PROVIDED MATERIAL »

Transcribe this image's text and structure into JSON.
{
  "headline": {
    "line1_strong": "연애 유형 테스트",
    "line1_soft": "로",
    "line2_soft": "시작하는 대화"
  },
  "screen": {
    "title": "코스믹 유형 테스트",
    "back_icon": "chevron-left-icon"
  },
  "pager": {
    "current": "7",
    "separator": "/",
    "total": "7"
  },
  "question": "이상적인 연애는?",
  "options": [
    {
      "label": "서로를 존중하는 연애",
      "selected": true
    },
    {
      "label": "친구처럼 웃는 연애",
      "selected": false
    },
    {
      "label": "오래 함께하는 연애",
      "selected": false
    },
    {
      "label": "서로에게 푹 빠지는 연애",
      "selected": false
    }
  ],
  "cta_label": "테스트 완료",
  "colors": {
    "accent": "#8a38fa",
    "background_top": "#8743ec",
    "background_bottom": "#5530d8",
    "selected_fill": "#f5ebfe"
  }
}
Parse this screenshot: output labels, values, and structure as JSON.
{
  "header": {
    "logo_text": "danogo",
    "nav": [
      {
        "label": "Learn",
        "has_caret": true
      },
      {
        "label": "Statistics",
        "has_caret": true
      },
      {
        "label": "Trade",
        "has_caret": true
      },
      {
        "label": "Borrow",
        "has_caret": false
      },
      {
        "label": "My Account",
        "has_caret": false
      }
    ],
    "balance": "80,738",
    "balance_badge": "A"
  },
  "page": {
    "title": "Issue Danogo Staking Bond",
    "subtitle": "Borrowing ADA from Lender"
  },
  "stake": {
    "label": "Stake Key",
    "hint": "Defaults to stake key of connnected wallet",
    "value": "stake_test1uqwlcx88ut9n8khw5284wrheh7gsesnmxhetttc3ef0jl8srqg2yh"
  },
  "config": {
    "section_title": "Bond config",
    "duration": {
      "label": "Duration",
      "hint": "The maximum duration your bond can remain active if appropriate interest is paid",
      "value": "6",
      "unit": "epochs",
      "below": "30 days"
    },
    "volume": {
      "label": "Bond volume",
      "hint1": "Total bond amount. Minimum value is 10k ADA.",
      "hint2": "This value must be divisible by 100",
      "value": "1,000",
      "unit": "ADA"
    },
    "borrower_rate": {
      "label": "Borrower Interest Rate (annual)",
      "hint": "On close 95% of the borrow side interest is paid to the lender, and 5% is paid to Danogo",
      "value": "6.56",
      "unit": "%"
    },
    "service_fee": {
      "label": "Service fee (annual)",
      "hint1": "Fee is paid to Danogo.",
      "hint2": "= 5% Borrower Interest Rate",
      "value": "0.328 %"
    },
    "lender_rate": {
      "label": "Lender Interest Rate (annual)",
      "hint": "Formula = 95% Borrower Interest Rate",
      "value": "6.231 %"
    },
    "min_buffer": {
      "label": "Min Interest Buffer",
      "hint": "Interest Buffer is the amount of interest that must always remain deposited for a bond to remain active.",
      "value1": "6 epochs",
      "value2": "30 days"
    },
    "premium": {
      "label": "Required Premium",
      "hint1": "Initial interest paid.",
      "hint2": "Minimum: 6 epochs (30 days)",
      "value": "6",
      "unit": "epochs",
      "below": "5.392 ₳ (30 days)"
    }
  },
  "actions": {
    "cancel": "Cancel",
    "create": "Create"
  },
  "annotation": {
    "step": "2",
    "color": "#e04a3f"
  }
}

GIVEN TASK »
Reproduce the listing in full. Keep it exactly as written.

RESULT OF THIS TASK »
Transcribe this image's text and structure into JSON.
{
  "headline": {
    "line1_strong": "연애 유형 테스트",
    "line1_soft": "로",
    "line2_soft": "시작하는 대화"
  },
  "screen": {
    "title": "코스믹 유형 테스트",
    "back_icon": "chevron-left-icon"
  },
  "pager": {
    "current": "7",
    "separator": "/",
    "total": "7"
  },
  "question": "이상적인 연애는?",
  "options": [
    {
      "label": "서로를 존중하는 연애",
      "selected": true
    },
    {
      "label": "친구처럼 웃는 연애",
      "selected": false
    },
    {
      "label": "오래 함께하는 연애",
      "selected": false
    },
    {
      "label": "서로에게 푹 빠지는 연애",
      "selected": false
    }
  ],
  "cta_label": "테스트 완료",
  "colors": {
    "accent": "#8a38fa",
    "background_top": "#8743ec",
    "background_bottom": "#5530d8",
    "selected_fill": "#f5ebfe"
  }
}
Parse this screenshot: output labels, values, and structure as JSON.
{
  "header": {
    "logo_text": "danogo",
    "nav": [
      {
        "label": "Learn",
        "has_caret": true
      },
      {
        "label": "Statistics",
        "has_caret": true
      },
      {
        "label": "Trade",
        "has_caret": true
      },
      {
        "label": "Borrow",
        "has_caret": false
      },
      {
        "label": "My Account",
        "has_caret": false
      }
    ],
    "balance": "80,738",
    "balance_badge": "A"
  },
  "page": {
    "title": "Issue Danogo Staking Bond",
    "subtitle": "Borrowing ADA from Lender"
  },
  "stake": {
    "label": "Stake Key",
    "hint": "Defaults to stake key of connnected wallet",
    "value": "stake_test1uqwlcx88ut9n8khw5284wrheh7gsesnmxhetttc3ef0jl8srqg2yh"
  },
  "config": {
    "section_title": "Bond config",
    "duration": {
      "label": "Duration",
      "hint": "The maximum duration your bond can remain active if appropriate interest is paid",
      "value": "6",
      "unit": "epochs",
      "below": "30 days"
    },
    "volume": {
      "label": "Bond volume",
      "hint1": "Total bond amount. Minimum value is 10k ADA.",
      "hint2": "This value must be divisible by 100",
      "value": "1,000",
      "unit": "ADA"
    },
    "borrower_rate": {
      "label": "Borrower Interest Rate (annual)",
      "hint": "On close 95% of the borrow side interest is paid to the lender, and 5% is paid to Danogo",
      "value": "6.56",
      "unit": "%"
    },
    "service_fee": {
      "label": "Service fee (annual)",
      "hint1": "Fee is paid to Danogo.",
      "hint2": "= 5% Borrower Interest Rate",
      "value": "0.328 %"
    },
    "lender_rate": {
      "label": "Lender Interest Rate (annual)",
      "hint": "Formula = 95% Borrower Interest Rate",
      "value": "6.231 %"
    },
    "min_buffer": {
      "label": "Min Interest Buffer",
      "hint": "Interest Buffer is the amount of interest that must always remain deposited for a bond to remain active.",
      "value1": "6 epochs",
      "value2": "30 days"
    },
    "premium": {
      "label": "Required Premium",
      "hint1": "Initial interest paid.",
      "hint2": "Minimum: 6 epochs (30 days)",
      "value": "6",
      "unit": "epochs",
      "below": "5.392 ₳ (30 days)"
    }
  },
  "actions": {
    "cancel": "Cancel",
    "create": "Create"
  },
  "annotation": {
    "step": "2",
    "color": "#e04a3f"
  }
}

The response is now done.